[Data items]
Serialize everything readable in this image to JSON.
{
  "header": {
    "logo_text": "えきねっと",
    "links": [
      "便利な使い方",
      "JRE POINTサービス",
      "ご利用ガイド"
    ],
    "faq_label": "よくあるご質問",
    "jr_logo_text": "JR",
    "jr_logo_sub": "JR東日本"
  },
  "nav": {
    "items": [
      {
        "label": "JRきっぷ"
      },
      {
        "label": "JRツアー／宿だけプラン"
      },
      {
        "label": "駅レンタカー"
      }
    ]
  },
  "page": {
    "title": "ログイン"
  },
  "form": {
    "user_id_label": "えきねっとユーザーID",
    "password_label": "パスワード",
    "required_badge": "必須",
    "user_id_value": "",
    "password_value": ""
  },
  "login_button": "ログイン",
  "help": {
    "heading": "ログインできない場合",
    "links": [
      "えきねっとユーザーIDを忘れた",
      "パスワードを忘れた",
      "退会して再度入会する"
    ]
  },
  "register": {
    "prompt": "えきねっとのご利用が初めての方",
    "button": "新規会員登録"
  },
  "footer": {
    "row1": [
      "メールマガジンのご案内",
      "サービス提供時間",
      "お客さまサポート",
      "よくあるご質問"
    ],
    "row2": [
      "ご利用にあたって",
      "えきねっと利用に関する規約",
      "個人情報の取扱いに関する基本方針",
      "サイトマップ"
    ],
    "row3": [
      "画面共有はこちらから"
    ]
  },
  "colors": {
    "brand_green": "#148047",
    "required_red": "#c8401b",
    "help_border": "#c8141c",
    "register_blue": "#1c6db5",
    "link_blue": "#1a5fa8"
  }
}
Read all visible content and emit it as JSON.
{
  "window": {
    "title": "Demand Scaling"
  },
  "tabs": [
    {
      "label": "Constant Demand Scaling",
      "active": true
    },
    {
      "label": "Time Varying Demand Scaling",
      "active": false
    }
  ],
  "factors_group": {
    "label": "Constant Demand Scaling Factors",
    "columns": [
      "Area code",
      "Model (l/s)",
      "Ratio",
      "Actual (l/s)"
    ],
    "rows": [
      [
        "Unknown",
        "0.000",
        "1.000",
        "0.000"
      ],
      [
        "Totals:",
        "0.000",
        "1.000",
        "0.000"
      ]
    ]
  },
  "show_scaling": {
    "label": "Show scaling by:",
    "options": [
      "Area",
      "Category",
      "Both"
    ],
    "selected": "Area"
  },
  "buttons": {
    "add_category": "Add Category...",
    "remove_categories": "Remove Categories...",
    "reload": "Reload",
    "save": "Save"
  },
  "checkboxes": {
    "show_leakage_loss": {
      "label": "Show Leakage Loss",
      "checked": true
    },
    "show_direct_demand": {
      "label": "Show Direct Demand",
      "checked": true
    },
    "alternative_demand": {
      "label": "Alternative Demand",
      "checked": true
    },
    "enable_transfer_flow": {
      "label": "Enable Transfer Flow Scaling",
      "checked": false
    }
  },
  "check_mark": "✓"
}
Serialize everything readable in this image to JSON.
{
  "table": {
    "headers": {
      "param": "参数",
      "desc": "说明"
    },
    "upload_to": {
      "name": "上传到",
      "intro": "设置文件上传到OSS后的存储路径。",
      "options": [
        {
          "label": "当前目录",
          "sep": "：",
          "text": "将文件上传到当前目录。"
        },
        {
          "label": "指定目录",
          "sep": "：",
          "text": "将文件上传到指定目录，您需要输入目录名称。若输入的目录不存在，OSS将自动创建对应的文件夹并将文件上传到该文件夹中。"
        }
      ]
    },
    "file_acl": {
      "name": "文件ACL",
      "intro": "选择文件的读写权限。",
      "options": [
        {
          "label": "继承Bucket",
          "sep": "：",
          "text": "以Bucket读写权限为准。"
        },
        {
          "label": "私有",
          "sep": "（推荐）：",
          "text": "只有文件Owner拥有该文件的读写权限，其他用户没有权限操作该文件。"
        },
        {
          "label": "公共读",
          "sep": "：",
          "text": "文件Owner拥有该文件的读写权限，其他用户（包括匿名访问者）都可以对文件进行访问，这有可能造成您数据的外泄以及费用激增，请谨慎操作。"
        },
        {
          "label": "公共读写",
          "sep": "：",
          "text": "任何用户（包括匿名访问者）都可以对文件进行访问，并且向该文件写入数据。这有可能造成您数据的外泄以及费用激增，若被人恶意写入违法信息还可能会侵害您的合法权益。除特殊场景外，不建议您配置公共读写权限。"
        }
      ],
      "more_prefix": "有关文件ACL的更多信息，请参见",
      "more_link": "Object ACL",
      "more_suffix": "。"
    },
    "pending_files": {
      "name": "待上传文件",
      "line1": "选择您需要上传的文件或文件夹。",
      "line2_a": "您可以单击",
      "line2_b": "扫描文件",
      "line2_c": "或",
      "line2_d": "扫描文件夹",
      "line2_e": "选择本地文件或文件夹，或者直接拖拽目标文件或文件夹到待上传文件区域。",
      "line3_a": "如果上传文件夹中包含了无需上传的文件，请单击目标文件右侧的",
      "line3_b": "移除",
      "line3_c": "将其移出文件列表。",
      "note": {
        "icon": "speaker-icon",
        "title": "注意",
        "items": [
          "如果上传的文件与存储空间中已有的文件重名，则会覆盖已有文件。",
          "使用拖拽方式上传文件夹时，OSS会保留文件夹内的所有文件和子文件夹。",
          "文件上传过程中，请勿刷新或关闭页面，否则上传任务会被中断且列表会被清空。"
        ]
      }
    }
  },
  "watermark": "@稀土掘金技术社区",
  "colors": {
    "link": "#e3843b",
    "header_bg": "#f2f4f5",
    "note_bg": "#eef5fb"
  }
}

> _Objective_: Every record should be repeated exactly; please leave none out.

> _Result_:
Serialize everything readable in this image to JSON.
{
  "header": {
    "logo_text": "えきねっと",
    "links": [
      "便利な使い方",
      "JRE POINTサービス",
      "ご利用ガイド"
    ],
    "faq_label": "よくあるご質問",
    "jr_logo_text": "JR",
    "jr_logo_sub": "JR東日本"
  },
  "nav": {
    "items": [
      {
        "label": "JRきっぷ"
      },
      {
        "label": "JRツアー／宿だけプラン"
      },
      {
        "label": "駅レンタカー"
      }
    ]
  },
  "page": {
    "title": "ログイン"
  },
  "form": {
    "user_id_label": "えきねっとユーザーID",
    "password_label": "パスワード",
    "required_badge": "必須",
    "user_id_value": "",
    "password_value": ""
  },
  "login_button": "ログイン",
  "help": {
    "heading": "ログインできない場合",
    "links": [
      "えきねっとユーザーIDを忘れた",
      "パスワードを忘れた",
      "退会して再度入会する"
    ]
  },
  "register": {
    "prompt": "えきねっとのご利用が初めての方",
    "button": "新規会員登録"
  },
  "footer": {
    "row1": [
      "メールマガジンのご案内",
      "サービス提供時間",
      "お客さまサポート",
      "よくあるご質問"
    ],
    "row2": [
      "ご利用にあたって",
      "えきねっと利用に関する規約",
      "個人情報の取扱いに関する基本方針",
      "サイトマップ"
    ],
    "row3": [
      "画面共有はこちらから"
    ]
  },
  "colors": {
    "brand_green": "#148047",
    "required_red": "#c8401b",
    "help_border": "#c8141c",
    "register_blue": "#1c6db5",
    "link_blue": "#1a5fa8"
  }
}
Read all visible content and emit it as JSON.
{
  "window": {
    "title": "Demand Scaling"
  },
  "tabs": [
    {
      "label": "Constant Demand Scaling",
      "active": true
    },
    {
      "label": "Time Varying Demand Scaling",
      "active": false
    }
  ],
  "factors_group": {
    "label": "Constant Demand Scaling Factors",
    "columns": [
      "Area code",
      "Model (l/s)",
      "Ratio",
      "Actual (l/s)"
    ],
    "rows": [
      [
        "Unknown",
        "0.000",
        "1.000",
        "0.000"
      ],
      [
        "Totals:",
        "0.000",
        "1.000",
        "0.000"
      ]
    ]
  },
  "show_scaling": {
    "label": "Show scaling by:",
    "options": [
      "Area",
      "Category",
      "Both"
    ],
    "selected": "Area"
  },
  "buttons": {
    "add_category": "Add Category...",
    "remove_categories": "Remove Categories...",
    "reload": "Reload",
    "save": "Save"
  },
  "checkboxes": {
    "show_leakage_loss": {
      "label": "Show Leakage Loss",
      "checked": true
    },
    "show_direct_demand": {
      "label": "Show Direct Demand",
      "checked": true
    },
    "alternative_demand": {
      "label": "Alternative Demand",
      "checked": true
    },
    "enable_transfer_flow": {
      "label": "Enable Transfer Flow Scaling",
      "checked": false
    }
  },
  "check_mark": "✓"
}
Serialize everything readable in this image to JSON.
{
  "table": {
    "headers": {
      "param": "参数",
      "desc": "说明"
    },
    "upload_to": {
      "name": "上传到",
      "intro": "设置文件上传到OSS后的存储路径。",
      "options": [
        {
          "label": "当前目录",
          "sep": "：",
          "text": "将文件上传到当前目录。"
        },
        {
          "label": "指定目录",
          "sep": "：",
          "text": "将文件上传到指定目录，您需要输入目录名称。若输入的目录不存在，OSS将自动创建对应的文件夹并将文件上传到该文件夹中。"
        }
      ]
    },
    "file_acl": {
      "name": "文件ACL",
      "intro": "选择文件的读写权限。",
      "options": [
        {
          "label": "继承Bucket",
          "sep": "：",
          "text": "以Bucket读写权限为准。"
        },
        {
          "label": "私有",
          "sep": "（推荐）：",
          "text": "只有文件Owner拥有该文件的读写权限，其他用户没有权限操作该文件。"
        },
        {
          "label": "公共读",
          "sep": "：",
          "text": "文件Owner拥有该文件的读写权限，其他用户（包括匿名访问者）都可以对文件进行访问，这有可能造成您数据的外泄以及费用激增，请谨慎操作。"
        },
        {
          "label": "公共读写",
          "sep": "：",
          "text": "任何用户（包括匿名访问者）都可以对文件进行访问，并且向该文件写入数据。这有可能造成您数据的外泄以及费用激增，若被人恶意写入违法信息还可能会侵害您的合法权益。除特殊场景外，不建议您配置公共读写权限。"
        }
      ],
      "more_prefix": "有关文件ACL的更多信息，请参见",
      "more_link": "Object ACL",
      "more_suffix": "。"
    },
    "pending_files": {
      "name": "待上传文件",
      "line1": "选择您需要上传的文件或文件夹。",
      "line2_a": "您可以单击",
      "line2_b": "扫描文件",
      "line2_c": "或",
      "line2_d": "扫描文件夹",
      "line2_e": "选择本地文件或文件夹，或者直接拖拽目标文件或文件夹到待上传文件区域。",
      "line3_a": "如果上传文件夹中包含了无需上传的文件，请单击目标文件右侧的",
      "line3_b": "移除",
      "line3_c": "将其移出文件列表。",
      "note": {
        "icon": "speaker-icon",
        "title": "注意",
        "items": [
          "如果上传的文件与存储空间中已有的文件重名，则会覆盖已有文件。",
          "使用拖拽方式上传文件夹时，OSS会保留文件夹内的所有文件和子文件夹。",
          "文件上传过程中，请勿刷新或关闭页面，否则上传任务会被中断且列表会被清空。"
        ]
      }
    }
  },
  "watermark": "@稀土掘金技术社区",
  "colors": {
    "link": "#e3843b",
    "header_bg": "#f2f4f5",
    "note_bg": "#eef5fb"
  }
}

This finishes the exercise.